* [WHAT TO DO]
Will you print the material below without altering a single character?

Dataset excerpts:
::::::::::
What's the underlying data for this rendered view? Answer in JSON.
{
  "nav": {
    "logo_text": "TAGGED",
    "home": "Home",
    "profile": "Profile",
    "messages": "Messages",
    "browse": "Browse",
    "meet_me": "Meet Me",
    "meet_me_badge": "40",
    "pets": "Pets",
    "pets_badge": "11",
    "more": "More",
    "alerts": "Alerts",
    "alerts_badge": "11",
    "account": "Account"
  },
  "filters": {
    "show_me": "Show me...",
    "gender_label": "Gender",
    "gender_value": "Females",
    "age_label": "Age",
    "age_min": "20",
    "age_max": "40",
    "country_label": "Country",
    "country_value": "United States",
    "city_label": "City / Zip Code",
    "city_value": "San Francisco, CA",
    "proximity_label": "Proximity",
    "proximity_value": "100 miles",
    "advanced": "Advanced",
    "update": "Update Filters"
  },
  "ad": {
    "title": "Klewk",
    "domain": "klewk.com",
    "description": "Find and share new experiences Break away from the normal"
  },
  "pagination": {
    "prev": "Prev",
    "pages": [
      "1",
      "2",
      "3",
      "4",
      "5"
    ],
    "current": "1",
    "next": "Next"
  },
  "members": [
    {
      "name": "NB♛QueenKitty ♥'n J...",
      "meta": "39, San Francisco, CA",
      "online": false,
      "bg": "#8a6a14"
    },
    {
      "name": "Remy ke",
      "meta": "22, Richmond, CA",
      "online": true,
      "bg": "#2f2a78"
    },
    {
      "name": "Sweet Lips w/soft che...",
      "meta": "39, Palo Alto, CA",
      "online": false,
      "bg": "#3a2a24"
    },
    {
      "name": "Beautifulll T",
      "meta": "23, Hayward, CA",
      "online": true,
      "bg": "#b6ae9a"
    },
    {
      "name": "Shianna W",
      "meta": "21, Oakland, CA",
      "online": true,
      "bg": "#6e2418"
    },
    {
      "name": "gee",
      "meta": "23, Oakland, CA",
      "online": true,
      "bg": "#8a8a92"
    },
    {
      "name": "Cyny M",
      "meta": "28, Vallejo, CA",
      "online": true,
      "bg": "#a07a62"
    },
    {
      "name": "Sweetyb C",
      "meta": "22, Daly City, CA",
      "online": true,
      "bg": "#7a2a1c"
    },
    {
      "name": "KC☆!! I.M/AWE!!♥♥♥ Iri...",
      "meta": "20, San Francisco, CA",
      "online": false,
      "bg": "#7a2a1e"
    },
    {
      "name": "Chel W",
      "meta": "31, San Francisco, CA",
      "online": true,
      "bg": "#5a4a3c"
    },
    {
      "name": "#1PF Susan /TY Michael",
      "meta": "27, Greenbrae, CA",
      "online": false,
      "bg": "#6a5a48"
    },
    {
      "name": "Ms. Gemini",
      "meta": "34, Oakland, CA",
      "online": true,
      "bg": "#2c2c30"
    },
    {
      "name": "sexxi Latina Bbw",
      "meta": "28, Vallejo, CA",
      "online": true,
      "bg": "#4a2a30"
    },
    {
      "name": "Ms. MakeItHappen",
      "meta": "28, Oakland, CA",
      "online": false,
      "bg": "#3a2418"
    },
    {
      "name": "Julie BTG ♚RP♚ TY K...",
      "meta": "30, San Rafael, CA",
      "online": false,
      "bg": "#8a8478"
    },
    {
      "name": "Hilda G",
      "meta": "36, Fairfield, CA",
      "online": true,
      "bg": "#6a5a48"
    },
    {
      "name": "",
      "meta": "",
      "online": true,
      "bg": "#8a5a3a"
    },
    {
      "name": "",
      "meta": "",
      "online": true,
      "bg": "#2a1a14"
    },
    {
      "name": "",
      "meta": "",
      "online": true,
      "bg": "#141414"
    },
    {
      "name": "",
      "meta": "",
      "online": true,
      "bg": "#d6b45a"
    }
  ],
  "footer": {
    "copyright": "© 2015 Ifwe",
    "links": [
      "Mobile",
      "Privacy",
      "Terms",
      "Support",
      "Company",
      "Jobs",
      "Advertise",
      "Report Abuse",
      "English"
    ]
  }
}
::::::::::
* [TASK OUTPUT]
What's the underlying data for this rendered view? Answer in JSON.
{
  "nav": {
    "logo_text": "TAGGED",
    "home": "Home",
    "profile": "Profile",
    "messages": "Messages",
    "browse": "Browse",
    "meet_me": "Meet Me",
    "meet_me_badge": "40",
    "pets": "Pets",
    "pets_badge": "11",
    "more": "More",
    "alerts": "Alerts",
    "alerts_badge": "11",
    "account": "Account"
  },
  "filters": {
    "show_me": "Show me...",
    "gender_label": "Gender",
    "gender_value": "Females",
    "age_label": "Age",
    "age_min": "20",
    "age_max": "40",
    "country_label": "Country",
    "country_value": "United States",
    "city_label": "City / Zip Code",
    "city_value": "San Francisco, CA",
    "proximity_label": "Proximity",
    "proximity_value": "100 miles",
    "advanced": "Advanced",
    "update": "Update Filters"
  },
  "ad": {
    "title": "Klewk",
    "domain": "klewk.com",
    "description": "Find and share new experiences Break away from the normal"
  },
  "pagination": {
    "prev": "Prev",
    "pages": [
      "1",
      "2",
      "3",
      "4",
      "5"
    ],
    "current": "1",
    "next": "Next"
  },
  "members": [
    {
      "name": "NB♛QueenKitty ♥'n J...",
      "meta": "39, San Francisco, CA",
      "online": false,
      "bg": "#8a6a14"
    },
    {
      "name": "Remy ke",
      "meta": "22, Richmond, CA",
      "online": true,
      "bg": "#2f2a78"
    },
    {
      "name": "Sweet Lips w/soft che...",
      "meta": "39, Palo Alto, CA",
      "online": false,
      "bg": "#3a2a24"
    },
    {
      "name": "Beautifulll T",
      "meta": "23, Hayward, CA",
      "online": true,
      "bg": "#b6ae9a"
    },
    {
      "name": "Shianna W",
      "meta": "21, Oakland, CA",
      "online": true,
      "bg": "#6e2418"
    },
    {
      "name": "gee",
      "meta": "23, Oakland, CA",
      "online": true,
      "bg": "#8a8a92"
    },
    {
      "name": "Cyny M",
      "meta": "28, Vallejo, CA",
      "online": true,
      "bg": "#a07a62"
    },
    {
      "name": "Sweetyb C",
      "meta": "22, Daly City, CA",
      "online": true,
      "bg": "#7a2a1c"
    },
    {
      "name": "KC☆!! I.M/AWE!!♥♥♥ Iri...",
      "meta": "20, San Francisco, CA",
      "online": false,
      "bg": "#7a2a1e"
    },
    {
      "name": "Chel W",
      "meta": "31, San Francisco, CA",
      "online": true,
      "bg": "#5a4a3c"
    },
    {
      "name": "#1PF Susan /TY Michael",
      "meta": "27, Greenbrae, CA",
      "online": false,
      "bg": "#6a5a48"
    },
    {
      "name": "Ms. Gemini",
      "meta": "34, Oakland, CA",
      "online": true,
      "bg": "#2c2c30"
    },
    {
      "name": "sexxi Latina Bbw",
      "meta": "28, Vallejo, CA",
      "online": true,
      "bg": "#4a2a30"
    },
    {
      "name": "Ms. MakeItHappen",
      "meta": "28, Oakland, CA",
      "online": false,
      "bg": "#3a2418"
    },
    {
      "name": "Julie BTG ♚RP♚ TY K...",
      "meta": "30, San Rafael, CA",
      "online": false,
      "bg": "#8a8478"
    },
    {
      "name": "Hilda G",
      "meta": "36, Fairfield, CA",
      "online": true,
      "bg": "#6a5a48"
    },
    {
      "name": "",
      "meta": "",
      "online": true,
      "bg": "#8a5a3a"
    },
    {
      "name": "",
      "meta": "",
      "online": true,
      "bg": "#2a1a14"
    },
    {
      "name": "",
      "meta": "",
      "online": true,
      "bg": "#141414"
    },
    {
      "name": "",
      "meta": "",
      "online": true,
      "bg": "#d6b45a"
    }
  ],
  "footer": {
    "copyright": "© 2015 Ifwe",
    "links": [
      "Mobile",
      "Privacy",
      "Terms",
      "Support",
      "Company",
      "Jobs",
      "Advertise",
      "Report Abuse",
      "English"
    ]
  }
}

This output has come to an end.